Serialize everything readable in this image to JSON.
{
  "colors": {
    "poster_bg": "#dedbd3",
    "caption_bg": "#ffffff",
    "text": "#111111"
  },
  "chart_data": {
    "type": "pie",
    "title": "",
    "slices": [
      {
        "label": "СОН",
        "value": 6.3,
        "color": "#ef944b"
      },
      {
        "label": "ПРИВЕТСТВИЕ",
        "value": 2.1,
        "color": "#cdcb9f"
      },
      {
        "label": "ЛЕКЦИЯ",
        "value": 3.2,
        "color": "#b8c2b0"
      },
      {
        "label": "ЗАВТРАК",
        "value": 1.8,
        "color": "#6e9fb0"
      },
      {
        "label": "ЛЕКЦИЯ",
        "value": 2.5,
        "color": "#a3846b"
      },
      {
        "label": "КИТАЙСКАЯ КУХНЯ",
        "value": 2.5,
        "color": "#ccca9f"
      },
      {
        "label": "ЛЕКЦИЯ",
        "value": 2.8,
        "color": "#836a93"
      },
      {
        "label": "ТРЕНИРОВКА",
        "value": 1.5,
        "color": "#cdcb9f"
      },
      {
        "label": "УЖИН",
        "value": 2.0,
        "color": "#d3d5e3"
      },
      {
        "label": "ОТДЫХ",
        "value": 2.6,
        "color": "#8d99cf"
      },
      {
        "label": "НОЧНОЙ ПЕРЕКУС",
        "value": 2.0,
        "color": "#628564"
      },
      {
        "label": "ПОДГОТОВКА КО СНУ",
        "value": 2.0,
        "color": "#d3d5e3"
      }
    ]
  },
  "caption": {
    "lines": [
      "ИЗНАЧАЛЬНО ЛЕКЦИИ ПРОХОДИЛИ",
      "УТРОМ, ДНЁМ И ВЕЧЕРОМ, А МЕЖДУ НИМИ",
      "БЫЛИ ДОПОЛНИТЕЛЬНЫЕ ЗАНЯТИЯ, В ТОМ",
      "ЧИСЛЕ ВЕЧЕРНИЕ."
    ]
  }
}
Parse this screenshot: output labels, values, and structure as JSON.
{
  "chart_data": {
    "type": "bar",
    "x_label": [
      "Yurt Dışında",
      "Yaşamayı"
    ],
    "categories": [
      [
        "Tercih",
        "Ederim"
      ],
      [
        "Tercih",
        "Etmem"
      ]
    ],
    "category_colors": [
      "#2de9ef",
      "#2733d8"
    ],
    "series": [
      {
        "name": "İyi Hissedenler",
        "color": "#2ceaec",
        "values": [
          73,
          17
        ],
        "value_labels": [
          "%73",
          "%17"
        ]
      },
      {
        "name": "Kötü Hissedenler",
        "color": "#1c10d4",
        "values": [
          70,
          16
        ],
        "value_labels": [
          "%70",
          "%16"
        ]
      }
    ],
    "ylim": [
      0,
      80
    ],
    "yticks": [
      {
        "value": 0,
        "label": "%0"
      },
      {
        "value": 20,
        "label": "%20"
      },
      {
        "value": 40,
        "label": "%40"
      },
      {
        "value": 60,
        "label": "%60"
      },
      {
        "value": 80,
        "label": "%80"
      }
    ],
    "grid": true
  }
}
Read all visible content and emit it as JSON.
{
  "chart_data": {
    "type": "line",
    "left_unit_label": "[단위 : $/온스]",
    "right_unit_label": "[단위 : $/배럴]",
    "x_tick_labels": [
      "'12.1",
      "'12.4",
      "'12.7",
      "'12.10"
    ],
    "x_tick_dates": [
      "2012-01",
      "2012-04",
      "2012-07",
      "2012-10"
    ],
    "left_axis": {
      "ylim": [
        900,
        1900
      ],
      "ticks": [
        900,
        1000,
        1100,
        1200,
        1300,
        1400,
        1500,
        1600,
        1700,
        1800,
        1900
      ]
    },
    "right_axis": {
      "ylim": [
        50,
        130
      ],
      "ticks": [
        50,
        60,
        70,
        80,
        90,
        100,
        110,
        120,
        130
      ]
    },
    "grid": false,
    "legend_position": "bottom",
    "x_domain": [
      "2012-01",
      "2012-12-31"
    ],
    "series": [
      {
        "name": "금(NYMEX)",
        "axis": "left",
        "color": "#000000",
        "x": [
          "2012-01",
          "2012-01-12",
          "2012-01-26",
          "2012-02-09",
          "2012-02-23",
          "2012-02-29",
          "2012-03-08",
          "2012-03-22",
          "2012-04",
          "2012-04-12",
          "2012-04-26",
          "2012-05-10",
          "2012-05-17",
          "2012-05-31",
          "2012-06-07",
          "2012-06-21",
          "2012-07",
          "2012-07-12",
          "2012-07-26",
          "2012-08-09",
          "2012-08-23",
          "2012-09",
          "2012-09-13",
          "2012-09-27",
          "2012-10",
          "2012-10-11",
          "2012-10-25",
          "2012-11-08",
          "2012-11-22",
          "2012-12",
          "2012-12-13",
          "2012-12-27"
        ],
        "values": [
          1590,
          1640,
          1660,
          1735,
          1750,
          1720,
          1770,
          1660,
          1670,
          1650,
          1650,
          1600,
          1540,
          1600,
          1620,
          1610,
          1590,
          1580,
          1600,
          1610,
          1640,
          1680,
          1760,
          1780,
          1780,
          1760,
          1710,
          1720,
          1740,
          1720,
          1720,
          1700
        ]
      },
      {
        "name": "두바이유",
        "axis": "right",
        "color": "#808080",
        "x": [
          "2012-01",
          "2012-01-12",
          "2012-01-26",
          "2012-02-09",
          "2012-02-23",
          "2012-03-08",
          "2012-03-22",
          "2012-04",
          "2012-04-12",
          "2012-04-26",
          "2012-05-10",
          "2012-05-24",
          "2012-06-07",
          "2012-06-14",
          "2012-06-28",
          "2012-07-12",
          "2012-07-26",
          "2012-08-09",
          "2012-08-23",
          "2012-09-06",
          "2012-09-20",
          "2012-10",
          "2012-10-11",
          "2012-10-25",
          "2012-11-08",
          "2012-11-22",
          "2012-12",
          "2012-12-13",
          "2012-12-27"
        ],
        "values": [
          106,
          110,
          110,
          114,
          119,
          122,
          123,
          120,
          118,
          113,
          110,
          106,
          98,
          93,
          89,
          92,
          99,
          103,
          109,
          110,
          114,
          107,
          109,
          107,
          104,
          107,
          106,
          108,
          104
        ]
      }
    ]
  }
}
+ + + +
#### [WRITTEN EXERCISE]
Repeat every entry word for word.

#### [TASK RESPONSE]
Serialize everything readable in this image to JSON.
{
  "colors": {
    "poster_bg": "#dedbd3",
    "caption_bg": "#ffffff",
    "text": "#111111"
  },
  "chart_data": {
    "type": "pie",
    "title": "",
    "slices": [
      {
        "label": "СОН",
        "value": 6.3,
        "color": "#ef944b"
      },
      {
        "label": "ПРИВЕТСТВИЕ",
        "value": 2.1,
        "color": "#cdcb9f"
      },
      {
        "label": "ЛЕКЦИЯ",
        "value": 3.2,
        "color": "#b8c2b0"
      },
      {
        "label": "ЗАВТРАК",
        "value": 1.8,
        "color": "#6e9fb0"
      },
      {
        "label": "ЛЕКЦИЯ",
        "value": 2.5,
        "color": "#a3846b"
      },
      {
        "label": "КИТАЙСКАЯ КУХНЯ",
        "value": 2.5,
        "color": "#ccca9f"
      },
      {
        "label": "ЛЕКЦИЯ",
        "value": 2.8,
        "color": "#836a93"
      },
      {
        "label": "ТРЕНИРОВКА",
        "value": 1.5,
        "color": "#cdcb9f"
      },
      {
        "label": "УЖИН",
        "value": 2.0,
        "color": "#d3d5e3"
      },
      {
        "label": "ОТДЫХ",
        "value": 2.6,
        "color": "#8d99cf"
      },
      {
        "label": "НОЧНОЙ ПЕРЕКУС",
        "value": 2.0,
        "color": "#628564"
      },
      {
        "label": "ПОДГОТОВКА КО СНУ",
        "value": 2.0,
        "color": "#d3d5e3"
      }
    ]
  },
  "caption": {
    "lines": [
      "ИЗНАЧАЛЬНО ЛЕКЦИИ ПРОХОДИЛИ",
      "УТРОМ, ДНЁМ И ВЕЧЕРОМ, А МЕЖДУ НИМИ",
      "БЫЛИ ДОПОЛНИТЕЛЬНЫЕ ЗАНЯТИЯ, В ТОМ",
      "ЧИСЛЕ ВЕЧЕРНИЕ."
    ]
  }
}
Parse this screenshot: output labels, values, and structure as JSON.
{
  "chart_data": {
    "type": "bar",
    "x_label": [
      "Yurt Dışında",
      "Yaşamayı"
    ],
    "categories": [
      [
        "Tercih",
        "Ederim"
      ],
      [
        "Tercih",
        "Etmem"
      ]
    ],
    "category_colors": [
      "#2de9ef",
      "#2733d8"
    ],
    "series": [
      {
        "name": "İyi Hissedenler",
        "color": "#2ceaec",
        "values": [
          73,
          17
        ],
        "value_labels": [
          "%73",
          "%17"
        ]
      },
      {
        "name": "Kötü Hissedenler",
        "color": "#1c10d4",
        "values": [
          70,
          16
        ],
        "value_labels": [
          "%70",
          "%16"
        ]
      }
    ],
    "ylim": [
      0,
      80
    ],
    "yticks": [
      {
        "value": 0,
        "label": "%0"
      },
      {
        "value": 20,
        "label": "%20"
      },
      {
        "value": 40,
        "label": "%40"
      },
      {
        "value": 60,
        "label": "%60"
      },
      {
        "value": 80,
        "label": "%80"
      }
    ],
    "grid": true
  }
}
Read all visible content and emit it as JSON.
{
  "chart_data": {
    "type": "line",
    "left_unit_label": "[단위 : $/온스]",
    "right_unit_label": "[단위 : $/배럴]",
    "x_tick_labels": [
      "'12.1",
      "'12.4",
      "'12.7",
      "'12.10"
    ],
    "x_tick_dates": [
      "2012-01",
      "2012-04",
      "2012-07",
      "2012-10"
    ],
    "left_axis": {
      "ylim": [
        900,
        1900
      ],
      "ticks": [
        900,
        1000,
        1100,
        1200,
        1300,
        1400,
        1500,
        1600,
        1700,
        1800,
        1900
      ]
    },
    "right_axis": {
      "ylim": [
        50,
        130
      ],
      "ticks": [
        50,
        60,
        70,
        80,
        90,
        100,
        110,
        120,
        130
      ]
    },
    "grid": false,
    "legend_position": "bottom",
    "x_domain": [
      "2012-01",
      "2012-12-31"
    ],
    "series": [
      {
        "name": "금(NYMEX)",
        "axis": "left",
        "color": "#000000",
        "x": [
          "2012-01",
          "2012-01-12",
          "2012-01-26",
          "2012-02-09",
          "2012-02-23",
          "2012-02-29",
          "2012-03-08",
          "2012-03-22",
          "2012-04",
          "2012-04-12",
          "2012-04-26",
          "2012-05-10",
          "2012-05-17",
          "2012-05-31",
          "2012-06-07",
          "2012-06-21",
          "2012-07",
          "2012-07-12",
          "2012-07-26",
          "2012-08-09",
          "2012-08-23",
          "2012-09",
          "2012-09-13",
          "2012-09-27",
          "2012-10",
          "2012-10-11",
          "2012-10-25",
          "2012-11-08",
          "2012-11-22",
          "2012-12",
          "2012-12-13",
          "2012-12-27"
        ],
        "values": [
          1590,
          1640,
          1660,
          1735,
          1750,
          1720,
          1770,
          1660,
          1670,
          1650,
          1650,
          1600,
          1540,
          1600,
          1620,
          1610,
          1590,
          1580,
          1600,
          1610,
          1640,
          1680,
          1760,
          1780,
          1780,
          1760,
          1710,
          1720,
          1740,
          1720,
          1720,
          1700
        ]
      },
      {
        "name": "두바이유",
        "axis": "right",
        "color": "#808080",
        "x": [
          "2012-01",
          "2012-01-12",
          "2012-01-26",
          "2012-02-09",
          "2012-02-23",
          "2012-03-08",
          "2012-03-22",
          "2012-04",
          "2012-04-12",
          "2012-04-26",
          "2012-05-10",
          "2012-05-24",
          "2012-06-07",
          "2012-06-14",
          "2012-06-28",
          "2012-07-12",
          "2012-07-26",
          "2012-08-09",
          "2012-08-23",
          "2012-09-06",
          "2012-09-20",
          "2012-10",
          "2012-10-11",
          "2012-10-25",
          "2012-11-08",
          "2012-11-22",
          "2012-12",
          "2012-12-13",
          "2012-12-27"
        ],
        "values": [
          106,
          110,
          110,
          114,
          119,
          122,
          123,
          120,
          118,
          113,
          110,
          106,
          98,
          93,
          89,
          92,
          99,
          103,
          109,
          110,
          114,
          107,
          109,
          107,
          104,
          107,
          106,
          108,
          104
        ]
      }
    ]
  }
}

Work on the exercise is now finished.